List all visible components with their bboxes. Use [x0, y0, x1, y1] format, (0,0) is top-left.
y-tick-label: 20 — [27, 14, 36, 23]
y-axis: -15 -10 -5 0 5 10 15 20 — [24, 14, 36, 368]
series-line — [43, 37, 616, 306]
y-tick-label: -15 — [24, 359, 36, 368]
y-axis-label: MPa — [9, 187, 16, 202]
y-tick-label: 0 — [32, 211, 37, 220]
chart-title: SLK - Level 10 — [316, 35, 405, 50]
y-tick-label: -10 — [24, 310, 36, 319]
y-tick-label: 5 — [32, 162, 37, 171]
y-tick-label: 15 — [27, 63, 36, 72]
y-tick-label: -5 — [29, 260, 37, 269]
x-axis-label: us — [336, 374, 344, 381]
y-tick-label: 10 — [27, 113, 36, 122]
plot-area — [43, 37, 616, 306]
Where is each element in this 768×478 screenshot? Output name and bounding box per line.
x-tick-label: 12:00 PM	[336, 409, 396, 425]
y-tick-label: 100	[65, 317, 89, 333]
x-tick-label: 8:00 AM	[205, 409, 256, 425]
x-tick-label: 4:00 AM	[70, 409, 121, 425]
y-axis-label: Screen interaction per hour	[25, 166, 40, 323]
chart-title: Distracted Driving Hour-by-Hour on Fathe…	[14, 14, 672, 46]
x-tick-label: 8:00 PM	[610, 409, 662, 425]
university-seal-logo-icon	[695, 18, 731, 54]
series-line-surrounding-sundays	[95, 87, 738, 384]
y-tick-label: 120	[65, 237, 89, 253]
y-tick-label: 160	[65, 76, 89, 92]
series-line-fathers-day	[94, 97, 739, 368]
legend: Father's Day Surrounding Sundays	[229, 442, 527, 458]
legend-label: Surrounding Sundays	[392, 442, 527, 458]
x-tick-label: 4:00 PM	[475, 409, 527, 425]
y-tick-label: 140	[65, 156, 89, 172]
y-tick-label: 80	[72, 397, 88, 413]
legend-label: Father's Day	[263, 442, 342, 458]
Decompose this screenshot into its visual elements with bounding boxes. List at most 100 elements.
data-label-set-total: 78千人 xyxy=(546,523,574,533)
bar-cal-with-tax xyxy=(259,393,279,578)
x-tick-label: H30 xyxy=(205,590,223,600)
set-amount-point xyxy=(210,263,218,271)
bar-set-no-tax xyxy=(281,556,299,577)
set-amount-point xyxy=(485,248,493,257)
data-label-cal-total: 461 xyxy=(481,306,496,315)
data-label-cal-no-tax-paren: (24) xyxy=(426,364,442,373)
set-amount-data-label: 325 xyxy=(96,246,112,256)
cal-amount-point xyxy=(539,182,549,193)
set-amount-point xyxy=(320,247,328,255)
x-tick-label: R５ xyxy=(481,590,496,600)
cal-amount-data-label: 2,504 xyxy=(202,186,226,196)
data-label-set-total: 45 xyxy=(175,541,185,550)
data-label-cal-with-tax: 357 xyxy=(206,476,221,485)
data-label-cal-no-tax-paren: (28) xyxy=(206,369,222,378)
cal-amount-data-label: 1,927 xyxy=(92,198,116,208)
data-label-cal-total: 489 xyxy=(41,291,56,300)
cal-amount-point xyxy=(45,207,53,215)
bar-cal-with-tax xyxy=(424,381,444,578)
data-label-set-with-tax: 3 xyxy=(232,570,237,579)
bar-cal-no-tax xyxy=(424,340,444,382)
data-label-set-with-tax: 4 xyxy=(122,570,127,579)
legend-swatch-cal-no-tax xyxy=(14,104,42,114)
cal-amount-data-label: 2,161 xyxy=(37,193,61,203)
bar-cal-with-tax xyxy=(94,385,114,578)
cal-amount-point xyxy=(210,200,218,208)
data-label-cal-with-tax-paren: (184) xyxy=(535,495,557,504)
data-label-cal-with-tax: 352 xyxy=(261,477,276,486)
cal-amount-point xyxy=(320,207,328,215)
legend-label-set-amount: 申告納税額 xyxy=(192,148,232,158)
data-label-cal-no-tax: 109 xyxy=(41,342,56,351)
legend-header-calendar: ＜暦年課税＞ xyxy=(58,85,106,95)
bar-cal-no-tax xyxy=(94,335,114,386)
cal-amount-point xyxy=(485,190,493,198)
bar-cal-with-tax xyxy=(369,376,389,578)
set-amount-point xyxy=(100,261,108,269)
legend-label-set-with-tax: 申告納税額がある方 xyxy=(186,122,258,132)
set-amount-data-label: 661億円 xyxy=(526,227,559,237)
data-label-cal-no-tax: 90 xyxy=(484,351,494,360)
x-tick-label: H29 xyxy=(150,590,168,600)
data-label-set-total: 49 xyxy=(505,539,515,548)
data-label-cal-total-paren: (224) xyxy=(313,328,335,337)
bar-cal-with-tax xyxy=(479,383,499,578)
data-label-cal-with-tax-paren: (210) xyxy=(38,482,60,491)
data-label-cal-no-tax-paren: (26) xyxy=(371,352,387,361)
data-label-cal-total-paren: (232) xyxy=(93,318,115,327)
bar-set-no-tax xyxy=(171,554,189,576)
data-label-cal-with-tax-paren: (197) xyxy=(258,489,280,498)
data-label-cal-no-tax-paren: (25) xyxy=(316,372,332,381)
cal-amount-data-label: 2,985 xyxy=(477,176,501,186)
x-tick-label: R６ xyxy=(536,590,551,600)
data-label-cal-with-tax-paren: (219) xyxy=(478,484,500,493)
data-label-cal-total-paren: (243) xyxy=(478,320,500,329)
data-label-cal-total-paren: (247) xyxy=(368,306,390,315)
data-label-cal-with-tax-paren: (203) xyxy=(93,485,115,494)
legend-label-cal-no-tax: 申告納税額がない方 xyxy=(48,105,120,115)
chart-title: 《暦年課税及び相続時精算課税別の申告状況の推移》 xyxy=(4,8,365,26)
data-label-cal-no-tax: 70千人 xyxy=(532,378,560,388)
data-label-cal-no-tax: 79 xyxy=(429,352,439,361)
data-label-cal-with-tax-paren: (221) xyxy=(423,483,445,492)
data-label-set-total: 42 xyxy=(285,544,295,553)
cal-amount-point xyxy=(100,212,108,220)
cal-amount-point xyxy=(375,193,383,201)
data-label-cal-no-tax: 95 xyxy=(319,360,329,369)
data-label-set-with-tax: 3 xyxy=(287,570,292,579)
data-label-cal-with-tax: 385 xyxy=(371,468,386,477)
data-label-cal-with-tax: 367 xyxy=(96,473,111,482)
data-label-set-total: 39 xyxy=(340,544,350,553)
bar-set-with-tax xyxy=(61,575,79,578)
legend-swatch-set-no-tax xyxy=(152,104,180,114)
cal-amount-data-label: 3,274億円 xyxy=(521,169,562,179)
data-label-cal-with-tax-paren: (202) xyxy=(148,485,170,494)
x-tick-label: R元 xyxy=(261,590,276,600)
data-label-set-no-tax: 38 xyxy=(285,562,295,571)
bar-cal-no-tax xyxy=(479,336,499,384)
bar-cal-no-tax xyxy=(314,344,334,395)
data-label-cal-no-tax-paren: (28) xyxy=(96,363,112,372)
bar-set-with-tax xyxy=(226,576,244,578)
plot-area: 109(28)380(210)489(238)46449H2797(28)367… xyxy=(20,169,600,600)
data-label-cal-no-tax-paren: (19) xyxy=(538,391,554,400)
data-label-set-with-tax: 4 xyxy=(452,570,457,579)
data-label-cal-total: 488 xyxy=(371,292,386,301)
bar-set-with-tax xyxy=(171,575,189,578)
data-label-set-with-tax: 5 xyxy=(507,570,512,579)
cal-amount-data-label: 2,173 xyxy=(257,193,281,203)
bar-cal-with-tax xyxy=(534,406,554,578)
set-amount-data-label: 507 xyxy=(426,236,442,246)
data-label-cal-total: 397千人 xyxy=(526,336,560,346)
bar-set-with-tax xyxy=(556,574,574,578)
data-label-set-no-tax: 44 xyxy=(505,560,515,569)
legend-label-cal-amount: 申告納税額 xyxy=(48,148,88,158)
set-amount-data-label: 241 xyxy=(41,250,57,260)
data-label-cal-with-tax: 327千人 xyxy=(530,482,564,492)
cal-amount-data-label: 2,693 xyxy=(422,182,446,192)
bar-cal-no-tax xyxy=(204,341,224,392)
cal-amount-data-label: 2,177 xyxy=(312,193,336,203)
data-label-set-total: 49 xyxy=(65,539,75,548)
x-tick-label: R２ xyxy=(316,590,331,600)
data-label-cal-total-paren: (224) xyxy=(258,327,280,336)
====================
◆ Stated exercise ◆
Switch "legend-label" to "legend-entry" in the part of the rows that opens at the very start and closes with the line containing "data-label-cal-no-tax-paren: (24) xyxy=(426,364,442,373)". Reproduce only those lines, with every other character left unchanged.

◆ Written solution ◆
List all visible components with their bboxes. Use [x0, y0, x1, y1] format, (0,0) is top-left.
y-tick-label: 20 — [27, 14, 36, 23]
y-axis: -15 -10 -5 0 5 10 15 20 — [24, 14, 36, 368]
series-line — [43, 37, 616, 306]
y-tick-label: -15 — [24, 359, 36, 368]
y-axis-label: MPa — [9, 187, 16, 202]
y-tick-label: 0 — [32, 211, 37, 220]
chart-title: SLK - Level 10 — [316, 35, 405, 50]
y-tick-label: -10 — [24, 310, 36, 319]
y-tick-label: 5 — [32, 162, 37, 171]
y-tick-label: 15 — [27, 63, 36, 72]
y-tick-label: -5 — [29, 260, 37, 269]
x-axis-label: us — [336, 374, 344, 381]
y-tick-label: 10 — [27, 113, 36, 122]
plot-area — [43, 37, 616, 306]
Where is each element in this 768×478 screenshot? Output name and bounding box per line.
x-tick-label: 12:00 PM	[336, 409, 396, 425]
y-tick-label: 100	[65, 317, 89, 333]
x-tick-label: 8:00 AM	[205, 409, 256, 425]
x-tick-label: 4:00 AM	[70, 409, 121, 425]
y-axis-label: Screen interaction per hour	[25, 166, 40, 323]
chart-title: Distracted Driving Hour-by-Hour on Fathe…	[14, 14, 672, 46]
x-tick-label: 8:00 PM	[610, 409, 662, 425]
university-seal-logo-icon	[695, 18, 731, 54]
series-line-surrounding-sundays	[95, 87, 738, 384]
y-tick-label: 120	[65, 237, 89, 253]
y-tick-label: 160	[65, 76, 89, 92]
series-line-fathers-day	[94, 97, 739, 368]
legend: Father's Day Surrounding Sundays	[229, 442, 527, 458]
legend-entry: Surrounding Sundays	[392, 442, 527, 458]
x-tick-label: 4:00 PM	[475, 409, 527, 425]
y-tick-label: 140	[65, 156, 89, 172]
y-tick-label: 80	[72, 397, 88, 413]
legend-entry: Father's Day	[263, 442, 342, 458]
Decompose this screenshot into its visual elements with bounding boxes. List at most 100 elements.
data-label-set-total: 78千人 xyxy=(546,523,574,533)
bar-cal-with-tax xyxy=(259,393,279,578)
x-tick-label: H30 xyxy=(205,590,223,600)
set-amount-point xyxy=(210,263,218,271)
bar-set-no-tax xyxy=(281,556,299,577)
set-amount-point xyxy=(485,248,493,257)
data-label-cal-total: 461 xyxy=(481,306,496,315)
data-label-cal-no-tax-paren: (24) xyxy=(426,364,442,373)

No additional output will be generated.